DATA SUPPLIED:
↓

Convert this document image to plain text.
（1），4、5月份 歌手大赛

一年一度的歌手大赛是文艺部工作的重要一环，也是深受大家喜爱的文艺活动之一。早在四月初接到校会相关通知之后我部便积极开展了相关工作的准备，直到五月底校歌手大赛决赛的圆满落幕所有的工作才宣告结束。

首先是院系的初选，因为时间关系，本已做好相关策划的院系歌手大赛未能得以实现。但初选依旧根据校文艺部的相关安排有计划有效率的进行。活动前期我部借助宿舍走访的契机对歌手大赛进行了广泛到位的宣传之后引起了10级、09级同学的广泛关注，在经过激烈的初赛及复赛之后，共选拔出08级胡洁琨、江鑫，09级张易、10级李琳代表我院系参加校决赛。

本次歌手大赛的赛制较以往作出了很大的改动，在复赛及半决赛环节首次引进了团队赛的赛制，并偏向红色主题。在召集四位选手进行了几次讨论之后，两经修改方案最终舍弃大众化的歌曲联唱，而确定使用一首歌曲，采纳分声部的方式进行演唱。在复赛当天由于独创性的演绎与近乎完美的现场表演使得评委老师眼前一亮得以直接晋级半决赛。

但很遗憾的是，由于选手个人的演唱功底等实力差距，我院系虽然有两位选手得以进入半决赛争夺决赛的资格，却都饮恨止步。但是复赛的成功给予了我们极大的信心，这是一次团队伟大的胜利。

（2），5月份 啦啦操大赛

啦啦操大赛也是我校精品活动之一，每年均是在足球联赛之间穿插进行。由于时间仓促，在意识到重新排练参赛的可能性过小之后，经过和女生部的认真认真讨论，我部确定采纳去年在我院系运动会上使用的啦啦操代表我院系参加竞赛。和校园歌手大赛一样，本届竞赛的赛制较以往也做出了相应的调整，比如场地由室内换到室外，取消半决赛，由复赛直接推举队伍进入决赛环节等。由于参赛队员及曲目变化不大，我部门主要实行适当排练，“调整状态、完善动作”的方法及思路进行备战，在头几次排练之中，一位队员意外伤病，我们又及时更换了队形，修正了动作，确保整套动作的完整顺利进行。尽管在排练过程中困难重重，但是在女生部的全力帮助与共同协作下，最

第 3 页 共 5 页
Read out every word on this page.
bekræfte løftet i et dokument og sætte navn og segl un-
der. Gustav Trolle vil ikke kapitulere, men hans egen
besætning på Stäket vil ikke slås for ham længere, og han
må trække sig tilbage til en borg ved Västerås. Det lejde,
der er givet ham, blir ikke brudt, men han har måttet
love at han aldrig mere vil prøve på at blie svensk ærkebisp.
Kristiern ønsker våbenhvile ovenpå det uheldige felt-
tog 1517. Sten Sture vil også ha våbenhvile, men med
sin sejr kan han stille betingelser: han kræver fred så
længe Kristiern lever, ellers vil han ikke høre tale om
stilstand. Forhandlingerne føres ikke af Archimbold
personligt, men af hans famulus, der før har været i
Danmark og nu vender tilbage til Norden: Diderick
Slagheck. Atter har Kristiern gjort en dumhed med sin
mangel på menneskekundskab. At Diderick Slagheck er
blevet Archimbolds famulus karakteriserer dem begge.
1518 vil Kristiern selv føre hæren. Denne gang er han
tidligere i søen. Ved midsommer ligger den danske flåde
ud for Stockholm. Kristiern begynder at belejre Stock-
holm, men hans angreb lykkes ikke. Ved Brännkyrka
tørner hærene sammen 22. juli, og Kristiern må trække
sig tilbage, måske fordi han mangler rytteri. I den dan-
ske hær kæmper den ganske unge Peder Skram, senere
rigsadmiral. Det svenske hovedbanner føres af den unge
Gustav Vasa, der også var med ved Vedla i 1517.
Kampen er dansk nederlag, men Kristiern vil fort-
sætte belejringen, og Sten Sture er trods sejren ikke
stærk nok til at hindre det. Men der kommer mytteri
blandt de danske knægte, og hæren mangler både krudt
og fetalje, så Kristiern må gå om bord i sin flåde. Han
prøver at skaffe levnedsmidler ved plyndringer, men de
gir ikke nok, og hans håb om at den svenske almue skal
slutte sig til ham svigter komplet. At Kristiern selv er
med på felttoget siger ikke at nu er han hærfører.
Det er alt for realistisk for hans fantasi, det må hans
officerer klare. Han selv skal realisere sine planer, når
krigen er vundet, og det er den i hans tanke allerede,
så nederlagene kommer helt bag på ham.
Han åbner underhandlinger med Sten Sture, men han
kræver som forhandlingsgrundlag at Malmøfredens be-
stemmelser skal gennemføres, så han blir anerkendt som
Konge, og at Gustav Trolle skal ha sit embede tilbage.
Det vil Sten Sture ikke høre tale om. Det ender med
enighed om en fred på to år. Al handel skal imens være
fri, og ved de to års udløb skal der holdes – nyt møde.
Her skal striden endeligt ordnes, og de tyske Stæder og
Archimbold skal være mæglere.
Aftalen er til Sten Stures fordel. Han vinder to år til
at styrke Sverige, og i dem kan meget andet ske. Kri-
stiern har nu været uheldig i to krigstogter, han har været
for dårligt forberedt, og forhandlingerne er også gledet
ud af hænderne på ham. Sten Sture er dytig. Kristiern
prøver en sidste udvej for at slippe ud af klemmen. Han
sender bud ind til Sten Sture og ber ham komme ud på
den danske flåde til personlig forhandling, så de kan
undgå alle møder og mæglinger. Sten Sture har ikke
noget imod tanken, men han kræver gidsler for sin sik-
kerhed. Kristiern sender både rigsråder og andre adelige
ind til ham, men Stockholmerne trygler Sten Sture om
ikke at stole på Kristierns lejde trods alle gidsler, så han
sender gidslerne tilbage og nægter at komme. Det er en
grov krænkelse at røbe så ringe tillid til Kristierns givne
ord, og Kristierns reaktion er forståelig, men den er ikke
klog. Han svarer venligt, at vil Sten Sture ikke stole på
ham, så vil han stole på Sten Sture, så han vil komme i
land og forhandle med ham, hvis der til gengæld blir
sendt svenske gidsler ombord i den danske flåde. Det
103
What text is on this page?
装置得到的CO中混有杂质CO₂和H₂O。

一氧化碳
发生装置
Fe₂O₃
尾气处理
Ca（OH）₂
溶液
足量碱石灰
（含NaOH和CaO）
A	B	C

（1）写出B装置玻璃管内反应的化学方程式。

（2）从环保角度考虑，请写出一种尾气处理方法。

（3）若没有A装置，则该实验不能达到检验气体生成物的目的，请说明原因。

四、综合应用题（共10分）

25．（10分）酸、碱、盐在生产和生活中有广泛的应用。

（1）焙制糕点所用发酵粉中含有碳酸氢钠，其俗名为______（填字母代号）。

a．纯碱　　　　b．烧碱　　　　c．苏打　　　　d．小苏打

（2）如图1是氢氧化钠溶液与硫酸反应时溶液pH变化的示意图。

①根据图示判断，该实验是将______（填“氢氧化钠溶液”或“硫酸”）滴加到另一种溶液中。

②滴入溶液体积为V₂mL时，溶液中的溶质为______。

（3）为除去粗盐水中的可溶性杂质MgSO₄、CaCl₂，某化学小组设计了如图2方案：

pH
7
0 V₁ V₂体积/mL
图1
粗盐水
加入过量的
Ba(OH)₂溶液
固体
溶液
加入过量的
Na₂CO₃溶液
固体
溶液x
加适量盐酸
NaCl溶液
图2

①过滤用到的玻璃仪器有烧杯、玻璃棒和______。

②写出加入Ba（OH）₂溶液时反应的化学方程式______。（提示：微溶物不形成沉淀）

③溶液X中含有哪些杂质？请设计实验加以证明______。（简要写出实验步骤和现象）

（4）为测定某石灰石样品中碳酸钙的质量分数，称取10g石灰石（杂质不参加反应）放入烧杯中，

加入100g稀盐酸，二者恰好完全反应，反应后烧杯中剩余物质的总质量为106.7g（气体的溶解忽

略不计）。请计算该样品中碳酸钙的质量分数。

↑

WHAT THE EXERCISE ASKS: Quote the data above in full, changing nothing.

EXERCISE OUTPUT:
Convert this document image to plain text.
（1），4、5月份 歌手大赛

一年一度的歌手大赛是文艺部工作的重要一环，也是深受大家喜爱的文艺活动之一。早在四月初接到校会相关通知之后我部便积极开展了相关工作的准备，直到五月底校歌手大赛决赛的圆满落幕所有的工作才宣告结束。

首先是院系的初选，因为时间关系，本已做好相关策划的院系歌手大赛未能得以实现。但初选依旧根据校文艺部的相关安排有计划有效率的进行。活动前期我部借助宿舍走访的契机对歌手大赛进行了广泛到位的宣传之后引起了10级、09级同学的广泛关注，在经过激烈的初赛及复赛之后，共选拔出08级胡洁琨、江鑫，09级张易、10级李琳代表我院系参加校决赛。

本次歌手大赛的赛制较以往作出了很大的改动，在复赛及半决赛环节首次引进了团队赛的赛制，并偏向红色主题。在召集四位选手进行了几次讨论之后，两经修改方案最终舍弃大众化的歌曲联唱，而确定使用一首歌曲，采纳分声部的方式进行演唱。在复赛当天由于独创性的演绎与近乎完美的现场表演使得评委老师眼前一亮得以直接晋级半决赛。

但很遗憾的是，由于选手个人的演唱功底等实力差距，我院系虽然有两位选手得以进入半决赛争夺决赛的资格，却都饮恨止步。但是复赛的成功给予了我们极大的信心，这是一次团队伟大的胜利。

（2），5月份 啦啦操大赛

啦啦操大赛也是我校精品活动之一，每年均是在足球联赛之间穿插进行。由于时间仓促，在意识到重新排练参赛的可能性过小之后，经过和女生部的认真认真讨论，我部确定采纳去年在我院系运动会上使用的啦啦操代表我院系参加竞赛。和校园歌手大赛一样，本届竞赛的赛制较以往也做出了相应的调整，比如场地由室内换到室外，取消半决赛，由复赛直接推举队伍进入决赛环节等。由于参赛队员及曲目变化不大，我部门主要实行适当排练，“调整状态、完善动作”的方法及思路进行备战，在头几次排练之中，一位队员意外伤病，我们又及时更换了队形，修正了动作，确保整套动作的完整顺利进行。尽管在排练过程中困难重重，但是在女生部的全力帮助与共同协作下，最

第 3 页 共 5 页
Read out every word on this page.
bekræfte løftet i et dokument og sætte navn og segl un-
der. Gustav Trolle vil ikke kapitulere, men hans egen
besætning på Stäket vil ikke slås for ham længere, og han
må trække sig tilbage til en borg ved Västerås. Det lejde,
der er givet ham, blir ikke brudt, men han har måttet
love at han aldrig mere vil prøve på at blie svensk ærkebisp.
Kristiern ønsker våbenhvile ovenpå det uheldige felt-
tog 1517. Sten Sture vil også ha våbenhvile, men med
sin sejr kan han stille betingelser: han kræver fred så
længe Kristiern lever, ellers vil han ikke høre tale om
stilstand. Forhandlingerne føres ikke af Archimbold
personligt, men af hans famulus, der før har været i
Danmark og nu vender tilbage til Norden: Diderick
Slagheck. Atter har Kristiern gjort en dumhed med sin
mangel på menneskekundskab. At Diderick Slagheck er
blevet Archimbolds famulus karakteriserer dem begge.
1518 vil Kristiern selv føre hæren. Denne gang er han
tidligere i søen. Ved midsommer ligger den danske flåde
ud for Stockholm. Kristiern begynder at belejre Stock-
holm, men hans angreb lykkes ikke. Ved Brännkyrka
tørner hærene sammen 22. juli, og Kristiern må trække
sig tilbage, måske fordi han mangler rytteri. I den dan-
ske hær kæmper den ganske unge Peder Skram, senere
rigsadmiral. Det svenske hovedbanner føres af den unge
Gustav Vasa, der også var med ved Vedla i 1517.
Kampen er dansk nederlag, men Kristiern vil fort-
sætte belejringen, og Sten Sture er trods sejren ikke
stærk nok til at hindre det. Men der kommer mytteri
blandt de danske knægte, og hæren mangler både krudt
og fetalje, så Kristiern må gå om bord i sin flåde. Han
prøver at skaffe levnedsmidler ved plyndringer, men de
gir ikke nok, og hans håb om at den svenske almue skal
slutte sig til ham svigter komplet. At Kristiern selv er
med på felttoget siger ikke at nu er han hærfører.
Det er alt for realistisk for hans fantasi, det må hans
officerer klare. Han selv skal realisere sine planer, når
krigen er vundet, og det er den i hans tanke allerede,
så nederlagene kommer helt bag på ham.
Han åbner underhandlinger med Sten Sture, men han
kræver som forhandlingsgrundlag at Malmøfredens be-
stemmelser skal gennemføres, så han blir anerkendt som
Konge, og at Gustav Trolle skal ha sit embede tilbage.
Det vil Sten Sture ikke høre tale om. Det ender med
enighed om en fred på to år. Al handel skal imens være
fri, og ved de to års udløb skal der holdes – nyt møde.
Her skal striden endeligt ordnes, og de tyske Stæder og
Archimbold skal være mæglere.
Aftalen er til Sten Stures fordel. Han vinder to år til
at styrke Sverige, og i dem kan meget andet ske. Kri-
stiern har nu været uheldig i to krigstogter, han har været
for dårligt forberedt, og forhandlingerne er også gledet
ud af hænderne på ham. Sten Sture er dytig. Kristiern
prøver en sidste udvej for at slippe ud af klemmen. Han
sender bud ind til Sten Sture og ber ham komme ud på
den danske flåde til personlig forhandling, så de kan
undgå alle møder og mæglinger. Sten Sture har ikke
noget imod tanken, men han kræver gidsler for sin sik-
kerhed. Kristiern sender både rigsråder og andre adelige
ind til ham, men Stockholmerne trygler Sten Sture om
ikke at stole på Kristierns lejde trods alle gidsler, så han
sender gidslerne tilbage og nægter at komme. Det er en
grov krænkelse at røbe så ringe tillid til Kristierns givne
ord, og Kristierns reaktion er forståelig, men den er ikke
klog. Han svarer venligt, at vil Sten Sture ikke stole på
ham, så vil han stole på Sten Sture, så han vil komme i
land og forhandle med ham, hvis der til gengæld blir
sendt svenske gidsler ombord i den danske flåde. Det
103
What text is on this page?
装置得到的CO中混有杂质CO₂和H₂O。

一氧化碳
发生装置
Fe₂O₃
尾气处理
Ca（OH）₂
溶液
足量碱石灰
（含NaOH和CaO）
A	B	C

（1）写出B装置玻璃管内反应的化学方程式。

（2）从环保角度考虑，请写出一种尾气处理方法。

（3）若没有A装置，则该实验不能达到检验气体生成物的目的，请说明原因。

四、综合应用题（共10分）

25．（10分）酸、碱、盐在生产和生活中有广泛的应用。

（1）焙制糕点所用发酵粉中含有碳酸氢钠，其俗名为______（填字母代号）。

a．纯碱　　　　b．烧碱　　　　c．苏打　　　　d．小苏打

（2）如图1是氢氧化钠溶液与硫酸反应时溶液pH变化的示意图。

①根据图示判断，该实验是将______（填“氢氧化钠溶液”或“硫酸”）滴加到另一种溶液中。

②滴入溶液体积为V₂mL时，溶液中的溶质为______。

（3）为除去粗盐水中的可溶性杂质MgSO₄、CaCl₂，某化学小组设计了如图2方案：

pH
7
0 V₁ V₂体积/mL
图1
粗盐水
加入过量的
Ba(OH)₂溶液
固体
溶液
加入过量的
Na₂CO₃溶液
固体
溶液x
加适量盐酸
NaCl溶液
图2

①过滤用到的玻璃仪器有烧杯、玻璃棒和______。

②写出加入Ba（OH）₂溶液时反应的化学方程式______。（提示：微溶物不形成沉淀）

③溶液X中含有哪些杂质？请设计实验加以证明______。（简要写出实验步骤和现象）

（4）为测定某石灰石样品中碳酸钙的质量分数，称取10g石灰石（杂质不参加反应）放入烧杯中，

加入100g稀盐酸，二者恰好完全反应，反应后烧杯中剩余物质的总质量为106.7g（气体的溶解忽

略不计）。请计算该样品中碳酸钙的质量分数。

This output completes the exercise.